The researchers delved into scientific literature surrounding COVID-19 vaccines, finding that pre-clinical testing of some experimental vaccines, followed by viral infection in animal models, showed tissue damage caused by cellular infiltrates after the induction of an immune response.
“Some experimental animals developed an inflammatory response in the lung or liver, characterised by significant infiltration of immune cells – lymphocytes, monocytes and eosinophils,” Corry said. “Our literature search suggests that this cellular infiltration can be associated with interleukin 6 (IL-6), a cytokine or immune protein that is strongly increased in patients with COVID-19 who experience a cytokine storm, an excessive production of cytokines that can be life-threatening.”
“We also found studies that show that type Th17 immune responses likely could account for the cellular infiltrates, including eosinophils, observed in animal models,” said Hotez.
This immune infiltration was observed with experimental viral-vectored vaccines. Viral-vectored vaccines use a chemically weakened and different virus to transport components or antigens of the COVID-19 virus into the body to stimulate an immune response.
Although the researchers say more research is needed to understand the mechanisms of cell-mediated responses and their relevance to clinical outcomes, the potential of significant immune cell infiltration has important implications for COVID-19 vaccine development.
Research also has suggested that the selection of adjuvants – agents traditionally added to vaccines to boost a positive immune response – may impact the type of immune response triggered. For instance, in SARS vaccines, using alum reduces cellular infiltration, indicating that this adjuvant could minimise these undesirable responses.
“Based on prior evidence, we also opted to evaluate and use alum in our COVID-19 vaccine formulation since our goal is to ensure we reduce the possibility of inducing an undesirable immune response,” Bottazzi said.
Antibody-mediated responses, or antibody-dependent enhancement, has been previously observed in dengue and other viral infections.
“Antibody-dependent enhancement in dengue occurs when antibodies bind to the virus and shuttle it inside infection-fighting cells called macrophages. Once the virus coated with an antibody is inside macrophages, it does not die. It replicates,” Corry said. “The macrophages end up spreading the infection inside the organism as macrophages move around.”
However, the researchers highlight that whether this phenomenon is relevant to human coronavirus infection is unclear. In laboratory experiments, antibody-dependent enhancement seems to occur with both non-neutralising and neutralising antibodies.
“For this reason, we selected the RBD of the virus. It excludes the epitopes or sections of viral proteins that might potentially induce antibody-dependent enhancement,” Hotez said.

[Document layout analysis data]
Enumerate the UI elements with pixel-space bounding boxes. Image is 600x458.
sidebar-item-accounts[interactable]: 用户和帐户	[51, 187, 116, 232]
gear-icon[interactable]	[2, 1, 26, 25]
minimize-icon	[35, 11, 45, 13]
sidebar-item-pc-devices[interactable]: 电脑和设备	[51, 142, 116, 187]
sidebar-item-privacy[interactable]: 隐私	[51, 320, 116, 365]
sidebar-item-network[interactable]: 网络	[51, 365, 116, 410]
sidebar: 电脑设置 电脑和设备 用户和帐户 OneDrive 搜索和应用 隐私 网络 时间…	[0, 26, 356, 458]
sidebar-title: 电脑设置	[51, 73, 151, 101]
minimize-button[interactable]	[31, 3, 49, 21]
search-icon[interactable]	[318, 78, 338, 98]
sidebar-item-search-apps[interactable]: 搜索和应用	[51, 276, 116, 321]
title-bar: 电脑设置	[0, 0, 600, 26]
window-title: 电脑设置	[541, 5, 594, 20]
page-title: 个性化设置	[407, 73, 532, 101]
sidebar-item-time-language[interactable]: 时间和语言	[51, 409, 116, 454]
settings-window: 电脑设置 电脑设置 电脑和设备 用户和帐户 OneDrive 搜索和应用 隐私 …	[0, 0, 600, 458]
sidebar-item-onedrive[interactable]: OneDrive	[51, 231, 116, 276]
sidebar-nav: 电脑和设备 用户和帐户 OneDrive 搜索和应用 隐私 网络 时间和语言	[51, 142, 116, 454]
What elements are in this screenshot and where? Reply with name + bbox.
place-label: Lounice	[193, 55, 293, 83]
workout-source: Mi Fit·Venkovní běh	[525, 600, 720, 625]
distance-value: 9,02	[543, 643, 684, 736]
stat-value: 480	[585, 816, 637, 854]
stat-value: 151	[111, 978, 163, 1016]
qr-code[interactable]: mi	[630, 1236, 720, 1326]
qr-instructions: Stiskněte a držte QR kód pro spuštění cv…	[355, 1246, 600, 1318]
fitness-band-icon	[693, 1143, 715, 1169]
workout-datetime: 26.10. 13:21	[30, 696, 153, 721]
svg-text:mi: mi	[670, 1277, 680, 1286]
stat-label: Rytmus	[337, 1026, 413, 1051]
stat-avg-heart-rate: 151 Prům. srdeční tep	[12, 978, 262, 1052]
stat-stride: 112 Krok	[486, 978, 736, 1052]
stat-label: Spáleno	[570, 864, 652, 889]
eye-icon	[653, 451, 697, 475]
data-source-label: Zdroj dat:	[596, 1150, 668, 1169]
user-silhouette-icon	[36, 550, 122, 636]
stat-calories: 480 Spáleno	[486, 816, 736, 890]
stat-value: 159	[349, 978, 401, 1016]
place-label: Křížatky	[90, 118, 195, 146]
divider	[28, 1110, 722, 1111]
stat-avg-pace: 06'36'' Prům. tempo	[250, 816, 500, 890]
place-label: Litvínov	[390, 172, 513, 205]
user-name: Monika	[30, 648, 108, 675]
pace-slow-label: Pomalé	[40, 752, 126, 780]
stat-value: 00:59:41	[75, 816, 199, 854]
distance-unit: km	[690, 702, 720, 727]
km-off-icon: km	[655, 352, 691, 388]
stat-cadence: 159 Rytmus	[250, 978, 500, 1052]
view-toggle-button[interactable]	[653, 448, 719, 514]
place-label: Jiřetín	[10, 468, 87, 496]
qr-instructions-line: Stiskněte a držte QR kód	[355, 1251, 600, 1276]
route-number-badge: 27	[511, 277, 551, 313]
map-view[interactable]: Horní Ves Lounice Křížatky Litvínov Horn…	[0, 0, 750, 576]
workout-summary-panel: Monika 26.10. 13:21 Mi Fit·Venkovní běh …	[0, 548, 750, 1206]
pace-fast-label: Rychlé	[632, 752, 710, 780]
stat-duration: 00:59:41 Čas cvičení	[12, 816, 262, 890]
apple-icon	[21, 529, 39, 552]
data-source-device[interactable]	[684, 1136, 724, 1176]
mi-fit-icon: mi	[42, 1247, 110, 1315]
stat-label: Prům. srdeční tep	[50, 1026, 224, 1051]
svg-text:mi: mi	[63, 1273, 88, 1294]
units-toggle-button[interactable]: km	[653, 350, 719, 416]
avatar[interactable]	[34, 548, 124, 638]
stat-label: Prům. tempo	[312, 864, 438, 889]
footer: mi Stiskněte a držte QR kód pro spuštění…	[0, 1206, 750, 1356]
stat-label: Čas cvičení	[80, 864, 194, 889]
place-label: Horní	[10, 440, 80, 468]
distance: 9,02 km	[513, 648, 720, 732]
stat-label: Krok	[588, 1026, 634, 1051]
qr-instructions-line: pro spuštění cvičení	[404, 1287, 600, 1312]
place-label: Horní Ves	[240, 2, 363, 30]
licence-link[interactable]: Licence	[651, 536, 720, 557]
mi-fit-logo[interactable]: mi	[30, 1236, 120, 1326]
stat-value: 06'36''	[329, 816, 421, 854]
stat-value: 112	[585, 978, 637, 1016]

** To do **
1. Extract the passage of the COVID-19 vaccine text between "Research also has" and "other viral infections.", inclusive.
2. Please answer these questions from the COVID-19 vaccine text:
(a) Which cytokine does the literature search link to the cellular infiltration?
(b) Which adjuvant reduces cellular infiltration in SARS vaccines?
(c) In dengue, which cells do antibodies shuttle the virus into?

** Solutions to the tasks **
1.
Research also has suggested that the selection of adjuvants – agents traditionally added to vaccines to boost a positive immune response – may impact the type of immune response triggered. For instance, in SARS vaccines, using alum reduces cellular infiltration, indicating that this adjuvant could minimise these undesirable responses.
“Based on prior evidence, we also opted to evaluate and use alum in our COVID-19 vaccine formulation since our goal is to ensure we reduce the possibility of inducing an undesirable immune response,” Bottazzi said.
Antibody-mediated responses, or antibody-dependent enhancement, has been previously observed in dengue and other viral infections.

2.
(a) Interleukin 6 (IL-6)
(b) Alum
(c) Macrophages